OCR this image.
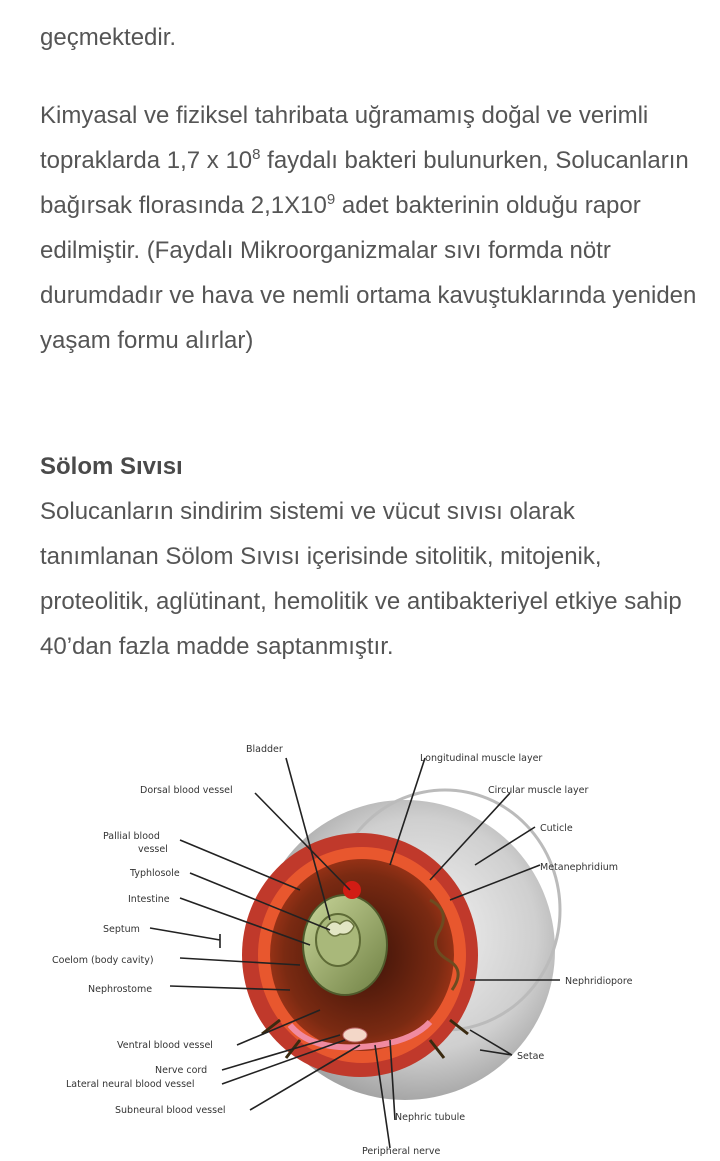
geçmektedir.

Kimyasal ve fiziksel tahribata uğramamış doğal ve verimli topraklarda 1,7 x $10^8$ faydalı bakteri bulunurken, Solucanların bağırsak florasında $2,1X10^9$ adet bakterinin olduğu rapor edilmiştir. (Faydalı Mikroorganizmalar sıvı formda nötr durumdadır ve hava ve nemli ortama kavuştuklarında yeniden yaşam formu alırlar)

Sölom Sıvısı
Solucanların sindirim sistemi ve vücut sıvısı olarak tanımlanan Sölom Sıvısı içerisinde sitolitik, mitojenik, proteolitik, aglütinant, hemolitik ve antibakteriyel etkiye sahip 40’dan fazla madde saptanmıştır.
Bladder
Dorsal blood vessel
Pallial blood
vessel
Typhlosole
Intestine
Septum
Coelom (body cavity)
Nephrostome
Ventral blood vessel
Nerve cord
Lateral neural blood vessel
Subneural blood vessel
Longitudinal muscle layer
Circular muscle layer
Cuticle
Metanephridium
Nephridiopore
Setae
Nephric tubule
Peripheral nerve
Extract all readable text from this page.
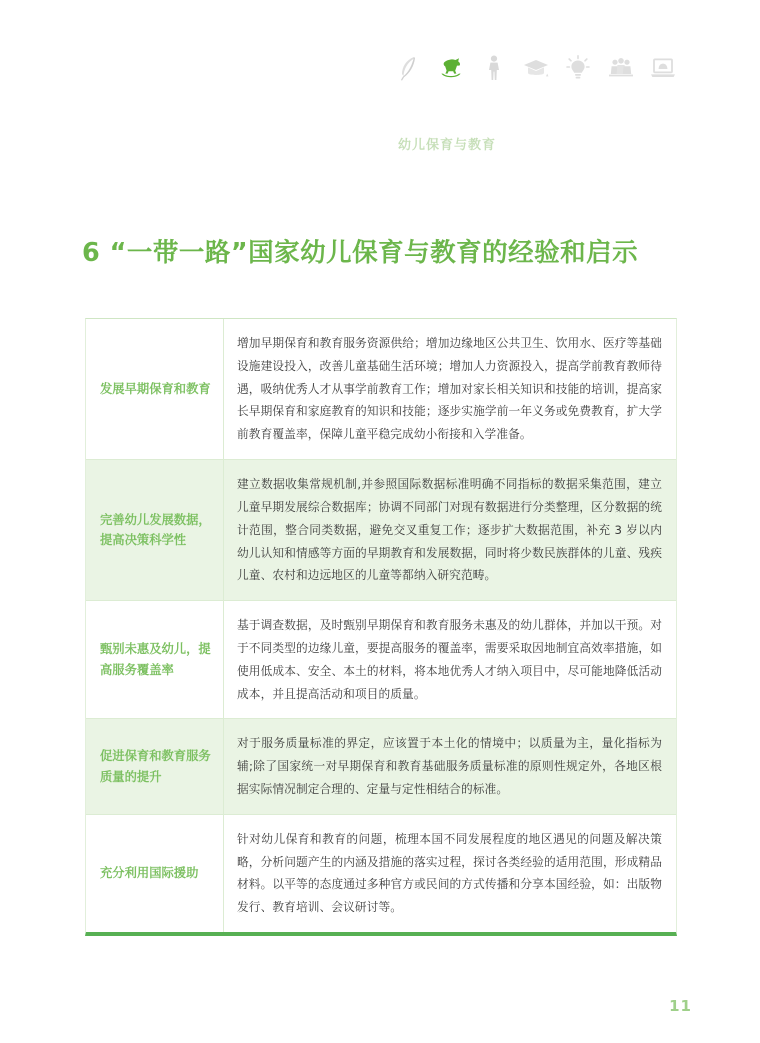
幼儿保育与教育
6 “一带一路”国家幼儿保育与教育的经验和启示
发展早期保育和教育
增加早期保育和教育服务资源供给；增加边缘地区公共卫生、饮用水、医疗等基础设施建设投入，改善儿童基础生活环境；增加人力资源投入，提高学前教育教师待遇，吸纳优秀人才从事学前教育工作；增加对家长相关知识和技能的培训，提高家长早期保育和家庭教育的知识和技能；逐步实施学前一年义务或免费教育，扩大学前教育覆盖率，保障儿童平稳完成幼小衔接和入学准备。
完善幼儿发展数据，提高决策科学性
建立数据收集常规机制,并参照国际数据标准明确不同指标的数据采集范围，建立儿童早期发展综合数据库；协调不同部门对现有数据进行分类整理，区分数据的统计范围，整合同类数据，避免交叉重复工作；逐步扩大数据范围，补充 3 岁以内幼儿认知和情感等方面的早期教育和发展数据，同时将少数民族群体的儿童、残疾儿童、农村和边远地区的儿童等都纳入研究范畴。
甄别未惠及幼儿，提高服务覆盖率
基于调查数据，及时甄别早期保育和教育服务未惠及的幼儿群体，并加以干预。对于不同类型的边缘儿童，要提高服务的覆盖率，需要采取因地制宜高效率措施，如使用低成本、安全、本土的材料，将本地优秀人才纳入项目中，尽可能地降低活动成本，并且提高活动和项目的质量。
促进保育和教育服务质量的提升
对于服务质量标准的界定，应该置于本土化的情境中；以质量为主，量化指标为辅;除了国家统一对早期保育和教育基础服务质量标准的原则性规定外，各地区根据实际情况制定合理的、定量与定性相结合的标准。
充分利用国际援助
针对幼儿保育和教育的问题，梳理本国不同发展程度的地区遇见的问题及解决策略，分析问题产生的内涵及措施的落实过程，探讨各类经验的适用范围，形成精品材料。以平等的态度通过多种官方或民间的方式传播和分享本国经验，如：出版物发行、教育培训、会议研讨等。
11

***

### PROBLEM STATEMENT
Reproduce all of the material exactly, apart from the pictures.

### RESULT OF THIS TASK
OCR this image.
geçmektedir.

Kimyasal ve fiziksel tahribata uğramamış doğal ve verimli topraklarda 1,7 x $10^8$ faydalı bakteri bulunurken, Solucanların bağırsak florasında $2,1X10^9$ adet bakterinin olduğu rapor edilmiştir. (Faydalı Mikroorganizmalar sıvı formda nötr durumdadır ve hava ve nemli ortama kavuştuklarında yeniden yaşam formu alırlar)

Sölom Sıvısı
Solucanların sindirim sistemi ve vücut sıvısı olarak tanımlanan Sölom Sıvısı içerisinde sitolitik, mitojenik, proteolitik, aglütinant, hemolitik ve antibakteriyel etkiye sahip 40’dan fazla madde saptanmıştır.
Bladder
Dorsal blood vessel
Pallial blood
vessel
Typhlosole
Intestine
Septum
Coelom (body cavity)
Nephrostome
Ventral blood vessel
Nerve cord
Lateral neural blood vessel
Subneural blood vessel
Longitudinal muscle layer
Circular muscle layer
Cuticle
Metanephridium
Nephridiopore
Setae
Nephric tubule
Peripheral nerve
Extract all readable text from this page.
幼儿保育与教育
6 “一带一路”国家幼儿保育与教育的经验和启示
发展早期保育和教育
增加早期保育和教育服务资源供给；增加边缘地区公共卫生、饮用水、医疗等基础设施建设投入，改善儿童基础生活环境；增加人力资源投入，提高学前教育教师待遇，吸纳优秀人才从事学前教育工作；增加对家长相关知识和技能的培训，提高家长早期保育和家庭教育的知识和技能；逐步实施学前一年义务或免费教育，扩大学前教育覆盖率，保障儿童平稳完成幼小衔接和入学准备。
完善幼儿发展数据，提高决策科学性
建立数据收集常规机制,并参照国际数据标准明确不同指标的数据采集范围，建立儿童早期发展综合数据库；协调不同部门对现有数据进行分类整理，区分数据的统计范围，整合同类数据，避免交叉重复工作；逐步扩大数据范围，补充 3 岁以内幼儿认知和情感等方面的早期教育和发展数据，同时将少数民族群体的儿童、残疾儿童、农村和边远地区的儿童等都纳入研究范畴。
甄别未惠及幼儿，提高服务覆盖率
基于调查数据，及时甄别早期保育和教育服务未惠及的幼儿群体，并加以干预。对于不同类型的边缘儿童，要提高服务的覆盖率，需要采取因地制宜高效率措施，如使用低成本、安全、本土的材料，将本地优秀人才纳入项目中，尽可能地降低活动成本，并且提高活动和项目的质量。
促进保育和教育服务质量的提升
对于服务质量标准的界定，应该置于本土化的情境中；以质量为主，量化指标为辅;除了国家统一对早期保育和教育基础服务质量标准的原则性规定外，各地区根据实际情况制定合理的、定量与定性相结合的标准。
充分利用国际援助
针对幼儿保育和教育的问题，梳理本国不同发展程度的地区遇见的问题及解决策略，分析问题产生的内涵及措施的落实过程，探讨各类经验的适用范围，形成精品材料。以平等的态度通过多种官方或民间的方式传播和分享本国经验，如：出版物发行、教育培训、会议研讨等。
11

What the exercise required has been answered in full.